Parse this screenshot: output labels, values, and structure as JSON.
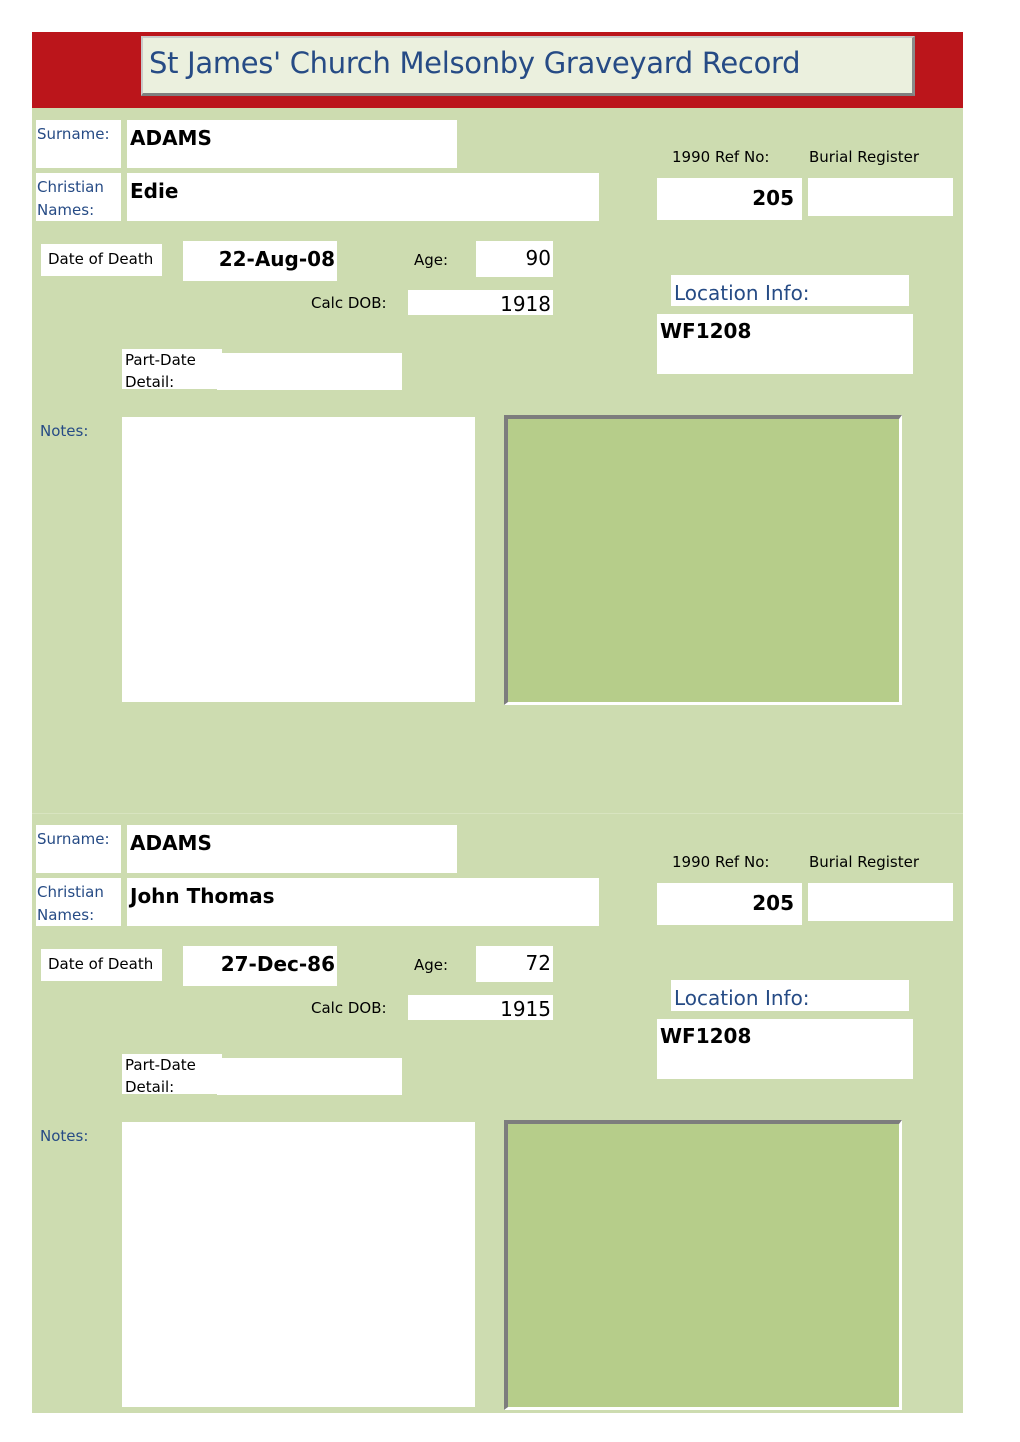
{
  "title": "St James' Church Melsonby Graveyard Record",
  "labels": {
    "surname": "Surname:",
    "christian_1": "Christian",
    "christian_2": "Names:",
    "ref_no": "1990 Ref No:",
    "burial_register": "Burial Register",
    "date_of_death": "Date of Death",
    "age": "Age:",
    "calc_dob": "Calc DOB:",
    "location_info": "Location Info:",
    "part_date_1": "Part-Date",
    "part_date_2": "Detail:",
    "notes": "Notes:"
  },
  "records": [
    {
      "surname": "ADAMS",
      "christian_names": "Edie",
      "ref_no": "205",
      "burial_register": "",
      "date_of_death": "22-Aug-08",
      "age": "90",
      "calc_dob": "1918",
      "location": "WF1208",
      "part_date_detail": "",
      "notes": ""
    },
    {
      "surname": "ADAMS",
      "christian_names": "John Thomas",
      "ref_no": "205",
      "burial_register": "",
      "date_of_death": "27-Dec-86",
      "age": "72",
      "calc_dob": "1915",
      "location": "WF1208",
      "part_date_detail": "",
      "notes": ""
    }
  ]
}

......

Goal:
Give every line above again exactly, with no pictures.

Answer in full:
Parse this screenshot: output labels, values, and structure as JSON.
{
  "title": "St James' Church Melsonby Graveyard Record",
  "labels": {
    "surname": "Surname:",
    "christian_1": "Christian",
    "christian_2": "Names:",
    "ref_no": "1990 Ref No:",
    "burial_register": "Burial Register",
    "date_of_death": "Date of Death",
    "age": "Age:",
    "calc_dob": "Calc DOB:",
    "location_info": "Location Info:",
    "part_date_1": "Part-Date",
    "part_date_2": "Detail:",
    "notes": "Notes:"
  },
  "records": [
    {
      "surname": "ADAMS",
      "christian_names": "Edie",
      "ref_no": "205",
      "burial_register": "",
      "date_of_death": "22-Aug-08",
      "age": "90",
      "calc_dob": "1918",
      "location": "WF1208",
      "part_date_detail": "",
      "notes": ""
    },
    {
      "surname": "ADAMS",
      "christian_names": "John Thomas",
      "ref_no": "205",
      "burial_register": "",
      "date_of_death": "27-Dec-86",
      "age": "72",
      "calc_dob": "1915",
      "location": "WF1208",
      "part_date_detail": "",
      "notes": ""
    }
  ]
}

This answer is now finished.